Reproduce precisely the lines of the material below from the line containing "What data populates" up to and including its last line. Pictures must not be copied.

[Items from a dataset]
* BEGIN *

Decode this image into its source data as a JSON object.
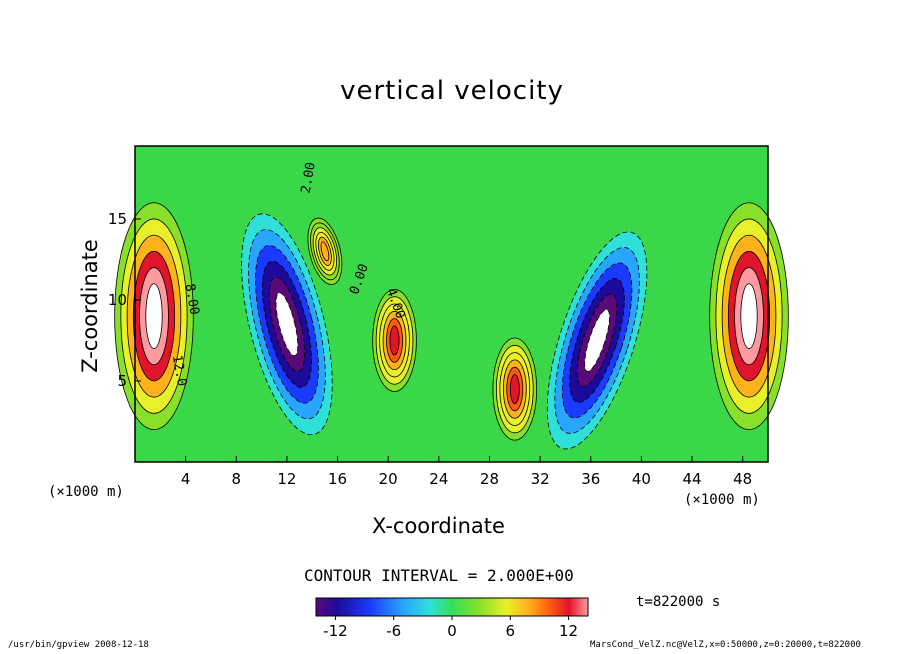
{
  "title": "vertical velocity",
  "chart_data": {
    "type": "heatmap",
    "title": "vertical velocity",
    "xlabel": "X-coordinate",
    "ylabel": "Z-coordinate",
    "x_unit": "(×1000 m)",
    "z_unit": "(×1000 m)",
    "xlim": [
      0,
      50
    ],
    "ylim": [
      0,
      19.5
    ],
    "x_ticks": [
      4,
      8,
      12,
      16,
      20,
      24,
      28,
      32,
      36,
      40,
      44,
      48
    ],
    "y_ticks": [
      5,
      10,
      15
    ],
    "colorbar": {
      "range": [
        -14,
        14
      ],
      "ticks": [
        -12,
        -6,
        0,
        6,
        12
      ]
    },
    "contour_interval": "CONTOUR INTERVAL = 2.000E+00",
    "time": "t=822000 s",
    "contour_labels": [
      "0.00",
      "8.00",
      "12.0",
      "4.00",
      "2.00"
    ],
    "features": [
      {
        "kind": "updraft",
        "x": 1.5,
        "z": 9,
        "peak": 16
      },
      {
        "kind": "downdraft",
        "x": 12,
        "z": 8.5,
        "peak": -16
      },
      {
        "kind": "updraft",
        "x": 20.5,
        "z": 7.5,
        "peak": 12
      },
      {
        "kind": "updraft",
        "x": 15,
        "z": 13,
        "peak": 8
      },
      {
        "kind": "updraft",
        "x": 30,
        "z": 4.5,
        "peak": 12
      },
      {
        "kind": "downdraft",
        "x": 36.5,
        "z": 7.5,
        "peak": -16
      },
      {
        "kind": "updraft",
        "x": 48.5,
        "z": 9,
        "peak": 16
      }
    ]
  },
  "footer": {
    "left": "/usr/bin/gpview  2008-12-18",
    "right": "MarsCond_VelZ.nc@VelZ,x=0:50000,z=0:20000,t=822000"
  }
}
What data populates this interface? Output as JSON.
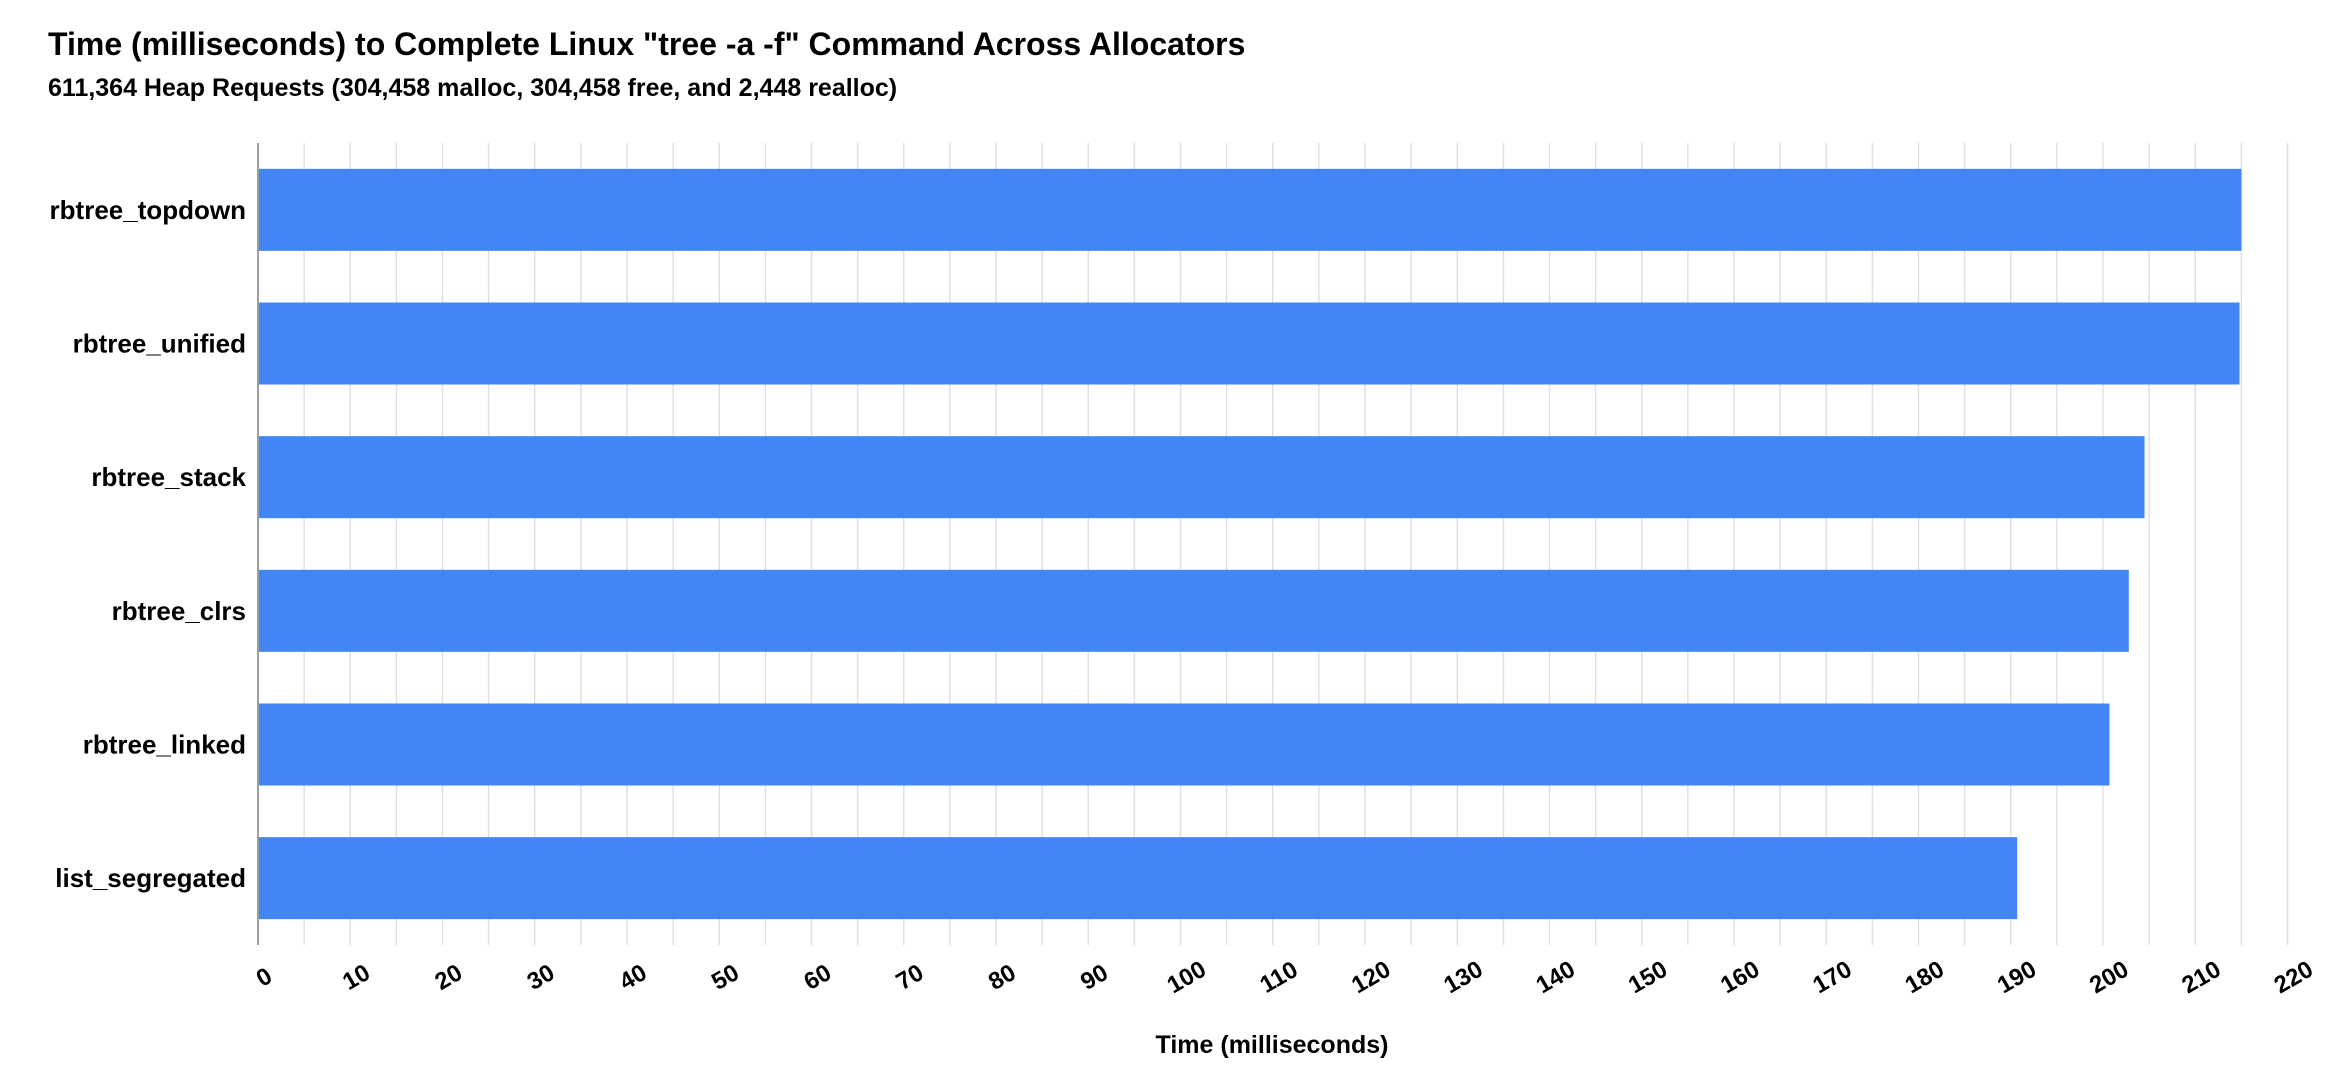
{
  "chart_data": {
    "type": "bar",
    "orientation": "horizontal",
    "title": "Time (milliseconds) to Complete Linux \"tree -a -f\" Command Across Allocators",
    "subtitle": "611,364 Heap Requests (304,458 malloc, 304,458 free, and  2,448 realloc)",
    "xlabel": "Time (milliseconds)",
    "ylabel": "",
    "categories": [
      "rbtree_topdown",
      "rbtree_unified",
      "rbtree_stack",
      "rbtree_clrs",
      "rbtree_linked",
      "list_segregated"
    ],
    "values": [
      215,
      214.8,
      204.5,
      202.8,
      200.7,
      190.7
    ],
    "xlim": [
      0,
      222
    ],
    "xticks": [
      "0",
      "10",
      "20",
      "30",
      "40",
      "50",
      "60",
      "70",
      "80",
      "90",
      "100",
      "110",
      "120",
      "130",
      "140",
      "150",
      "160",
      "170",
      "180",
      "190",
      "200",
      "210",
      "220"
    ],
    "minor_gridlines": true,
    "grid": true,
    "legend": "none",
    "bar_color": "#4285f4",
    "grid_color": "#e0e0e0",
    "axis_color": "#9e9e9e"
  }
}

* END *

* _SOLUTION BELOW_:
What data populates this interface? Output as JSON.
{
  "chart_data": {
    "type": "bar",
    "orientation": "horizontal",
    "title": "Time (milliseconds) to Complete Linux \"tree -a -f\" Command Across Allocators",
    "subtitle": "611,364 Heap Requests (304,458 malloc, 304,458 free, and  2,448 realloc)",
    "xlabel": "Time (milliseconds)",
    "ylabel": "",
    "categories": [
      "rbtree_topdown",
      "rbtree_unified",
      "rbtree_stack",
      "rbtree_clrs",
      "rbtree_linked",
      "list_segregated"
    ],
    "values": [
      215,
      214.8,
      204.5,
      202.8,
      200.7,
      190.7
    ],
    "xlim": [
      0,
      222
    ],
    "xticks": [
      "0",
      "10",
      "20",
      "30",
      "40",
      "50",
      "60",
      "70",
      "80",
      "90",
      "100",
      "110",
      "120",
      "130",
      "140",
      "150",
      "160",
      "170",
      "180",
      "190",
      "200",
      "210",
      "220"
    ],
    "minor_gridlines": true,
    "grid": true,
    "legend": "none",
    "bar_color": "#4285f4",
    "grid_color": "#e0e0e0",
    "axis_color": "#9e9e9e"
  }
}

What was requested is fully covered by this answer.